**Task statement:** Filter for the word "专项债发行进度较去年更快" and keep each matching line.

(Figure content listings)
==============================

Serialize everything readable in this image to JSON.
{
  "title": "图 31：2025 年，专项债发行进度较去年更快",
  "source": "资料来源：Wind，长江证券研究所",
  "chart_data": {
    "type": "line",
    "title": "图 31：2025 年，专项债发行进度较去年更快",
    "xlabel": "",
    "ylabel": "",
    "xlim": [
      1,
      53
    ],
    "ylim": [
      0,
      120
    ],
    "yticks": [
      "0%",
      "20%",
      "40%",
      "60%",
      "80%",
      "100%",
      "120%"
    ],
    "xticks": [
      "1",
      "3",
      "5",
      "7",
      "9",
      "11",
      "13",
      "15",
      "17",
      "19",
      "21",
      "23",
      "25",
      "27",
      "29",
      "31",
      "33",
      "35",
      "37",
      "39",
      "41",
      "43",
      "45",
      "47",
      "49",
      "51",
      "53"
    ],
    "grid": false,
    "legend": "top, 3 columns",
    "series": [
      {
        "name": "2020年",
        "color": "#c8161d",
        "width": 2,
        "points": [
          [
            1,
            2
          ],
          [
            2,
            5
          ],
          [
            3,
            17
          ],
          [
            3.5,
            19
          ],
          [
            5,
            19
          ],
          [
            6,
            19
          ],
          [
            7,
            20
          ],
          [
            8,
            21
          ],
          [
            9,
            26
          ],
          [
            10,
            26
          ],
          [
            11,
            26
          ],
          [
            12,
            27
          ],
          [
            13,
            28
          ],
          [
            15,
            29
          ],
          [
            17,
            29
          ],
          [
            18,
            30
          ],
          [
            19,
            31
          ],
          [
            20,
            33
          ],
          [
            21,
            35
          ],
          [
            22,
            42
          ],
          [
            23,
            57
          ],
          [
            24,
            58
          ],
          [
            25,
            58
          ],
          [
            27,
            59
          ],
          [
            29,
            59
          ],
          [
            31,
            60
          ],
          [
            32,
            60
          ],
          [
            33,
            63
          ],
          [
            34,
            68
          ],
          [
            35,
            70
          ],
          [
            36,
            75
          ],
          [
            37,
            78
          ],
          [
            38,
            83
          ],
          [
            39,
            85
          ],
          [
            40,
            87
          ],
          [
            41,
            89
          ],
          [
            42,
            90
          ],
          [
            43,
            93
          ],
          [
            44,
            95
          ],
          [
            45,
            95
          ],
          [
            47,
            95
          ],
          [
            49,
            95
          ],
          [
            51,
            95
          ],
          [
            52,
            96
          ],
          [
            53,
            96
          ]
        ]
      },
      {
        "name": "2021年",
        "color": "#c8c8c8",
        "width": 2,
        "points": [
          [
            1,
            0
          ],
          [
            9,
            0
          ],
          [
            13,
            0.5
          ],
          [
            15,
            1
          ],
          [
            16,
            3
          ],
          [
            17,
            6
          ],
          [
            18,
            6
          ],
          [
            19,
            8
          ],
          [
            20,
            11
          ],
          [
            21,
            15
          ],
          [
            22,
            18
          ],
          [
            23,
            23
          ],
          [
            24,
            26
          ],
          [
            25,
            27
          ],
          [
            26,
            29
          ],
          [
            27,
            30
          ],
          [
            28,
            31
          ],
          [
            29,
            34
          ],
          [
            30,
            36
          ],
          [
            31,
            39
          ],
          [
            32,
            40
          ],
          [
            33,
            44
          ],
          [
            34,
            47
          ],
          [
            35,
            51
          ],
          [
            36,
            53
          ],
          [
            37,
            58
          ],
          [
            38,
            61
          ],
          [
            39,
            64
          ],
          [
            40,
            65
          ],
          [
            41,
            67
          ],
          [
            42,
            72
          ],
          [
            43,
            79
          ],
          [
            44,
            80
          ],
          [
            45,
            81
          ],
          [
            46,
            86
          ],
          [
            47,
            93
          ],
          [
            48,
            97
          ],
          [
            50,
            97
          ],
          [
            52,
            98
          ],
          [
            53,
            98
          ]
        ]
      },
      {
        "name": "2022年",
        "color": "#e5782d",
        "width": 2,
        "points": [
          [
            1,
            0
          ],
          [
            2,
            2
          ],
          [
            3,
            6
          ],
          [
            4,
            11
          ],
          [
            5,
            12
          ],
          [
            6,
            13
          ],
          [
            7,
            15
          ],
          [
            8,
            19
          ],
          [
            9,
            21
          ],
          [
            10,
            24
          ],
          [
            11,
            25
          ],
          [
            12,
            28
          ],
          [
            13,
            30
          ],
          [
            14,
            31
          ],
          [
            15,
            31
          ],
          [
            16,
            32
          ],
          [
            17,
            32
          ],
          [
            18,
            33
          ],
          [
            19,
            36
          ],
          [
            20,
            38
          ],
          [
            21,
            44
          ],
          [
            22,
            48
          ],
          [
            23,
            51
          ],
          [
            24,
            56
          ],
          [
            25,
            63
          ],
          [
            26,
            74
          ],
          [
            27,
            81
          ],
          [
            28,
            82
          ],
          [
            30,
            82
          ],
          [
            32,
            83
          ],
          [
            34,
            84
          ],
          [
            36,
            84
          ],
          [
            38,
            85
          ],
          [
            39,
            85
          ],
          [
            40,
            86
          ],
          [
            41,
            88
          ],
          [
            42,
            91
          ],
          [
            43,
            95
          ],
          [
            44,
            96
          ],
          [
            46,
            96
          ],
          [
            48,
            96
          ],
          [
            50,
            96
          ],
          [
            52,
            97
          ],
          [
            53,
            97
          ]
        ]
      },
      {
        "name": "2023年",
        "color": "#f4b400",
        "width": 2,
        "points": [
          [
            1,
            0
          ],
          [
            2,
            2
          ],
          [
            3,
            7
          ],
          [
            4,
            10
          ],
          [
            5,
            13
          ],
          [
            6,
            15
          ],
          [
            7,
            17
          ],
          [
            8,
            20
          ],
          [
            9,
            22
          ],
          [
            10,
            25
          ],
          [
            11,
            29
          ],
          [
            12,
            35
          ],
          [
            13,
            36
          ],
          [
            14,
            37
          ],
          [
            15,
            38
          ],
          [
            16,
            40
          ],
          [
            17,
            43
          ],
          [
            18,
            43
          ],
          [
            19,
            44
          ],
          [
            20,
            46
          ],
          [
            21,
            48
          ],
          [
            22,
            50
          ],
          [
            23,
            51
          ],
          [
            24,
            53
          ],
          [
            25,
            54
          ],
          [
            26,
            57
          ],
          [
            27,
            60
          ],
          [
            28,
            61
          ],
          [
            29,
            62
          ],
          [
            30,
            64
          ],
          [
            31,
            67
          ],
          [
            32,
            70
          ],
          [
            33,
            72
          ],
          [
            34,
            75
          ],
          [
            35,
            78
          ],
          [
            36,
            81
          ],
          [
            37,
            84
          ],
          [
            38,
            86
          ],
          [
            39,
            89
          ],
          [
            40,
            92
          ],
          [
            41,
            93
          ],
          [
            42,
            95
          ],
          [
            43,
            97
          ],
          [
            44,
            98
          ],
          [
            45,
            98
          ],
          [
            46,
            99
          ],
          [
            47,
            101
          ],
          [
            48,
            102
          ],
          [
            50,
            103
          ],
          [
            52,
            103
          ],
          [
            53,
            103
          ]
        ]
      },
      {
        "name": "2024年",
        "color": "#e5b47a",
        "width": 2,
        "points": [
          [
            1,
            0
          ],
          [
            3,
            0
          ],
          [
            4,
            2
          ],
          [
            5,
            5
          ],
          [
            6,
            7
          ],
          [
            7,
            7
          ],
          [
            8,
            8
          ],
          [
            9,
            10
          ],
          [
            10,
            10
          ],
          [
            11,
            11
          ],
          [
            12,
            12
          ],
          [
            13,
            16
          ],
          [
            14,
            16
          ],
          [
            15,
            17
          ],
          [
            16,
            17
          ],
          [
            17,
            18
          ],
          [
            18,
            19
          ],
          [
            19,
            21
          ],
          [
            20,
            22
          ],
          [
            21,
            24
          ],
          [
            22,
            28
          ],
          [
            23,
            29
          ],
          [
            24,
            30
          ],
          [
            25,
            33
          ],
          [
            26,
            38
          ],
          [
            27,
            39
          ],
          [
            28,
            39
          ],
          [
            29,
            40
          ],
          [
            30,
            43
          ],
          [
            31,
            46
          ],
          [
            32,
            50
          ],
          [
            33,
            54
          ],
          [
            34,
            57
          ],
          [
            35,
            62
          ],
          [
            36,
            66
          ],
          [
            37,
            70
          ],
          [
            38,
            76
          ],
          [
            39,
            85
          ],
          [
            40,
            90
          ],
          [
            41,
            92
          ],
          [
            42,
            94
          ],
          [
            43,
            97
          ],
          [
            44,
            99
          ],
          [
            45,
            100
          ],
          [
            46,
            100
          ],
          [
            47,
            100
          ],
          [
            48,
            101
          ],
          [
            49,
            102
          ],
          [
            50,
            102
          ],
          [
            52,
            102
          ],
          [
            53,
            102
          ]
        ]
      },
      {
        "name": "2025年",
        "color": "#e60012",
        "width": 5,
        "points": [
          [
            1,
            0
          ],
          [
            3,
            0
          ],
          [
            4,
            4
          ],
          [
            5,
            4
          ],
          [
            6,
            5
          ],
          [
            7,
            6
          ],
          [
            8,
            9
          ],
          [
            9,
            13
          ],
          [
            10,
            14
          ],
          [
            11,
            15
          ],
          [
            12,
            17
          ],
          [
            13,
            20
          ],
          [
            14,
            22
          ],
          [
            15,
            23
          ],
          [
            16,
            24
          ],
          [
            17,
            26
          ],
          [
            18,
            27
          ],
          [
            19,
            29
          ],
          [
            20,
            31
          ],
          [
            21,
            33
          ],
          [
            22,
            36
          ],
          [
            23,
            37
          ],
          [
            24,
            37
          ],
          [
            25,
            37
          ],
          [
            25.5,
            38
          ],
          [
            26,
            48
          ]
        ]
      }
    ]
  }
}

==============================

**Response to this task:**
  "title": "图 31：2025 年，专项债发行进度较去年更快",
    "title": "图 31：2025 年，专项债发行进度较去年更快",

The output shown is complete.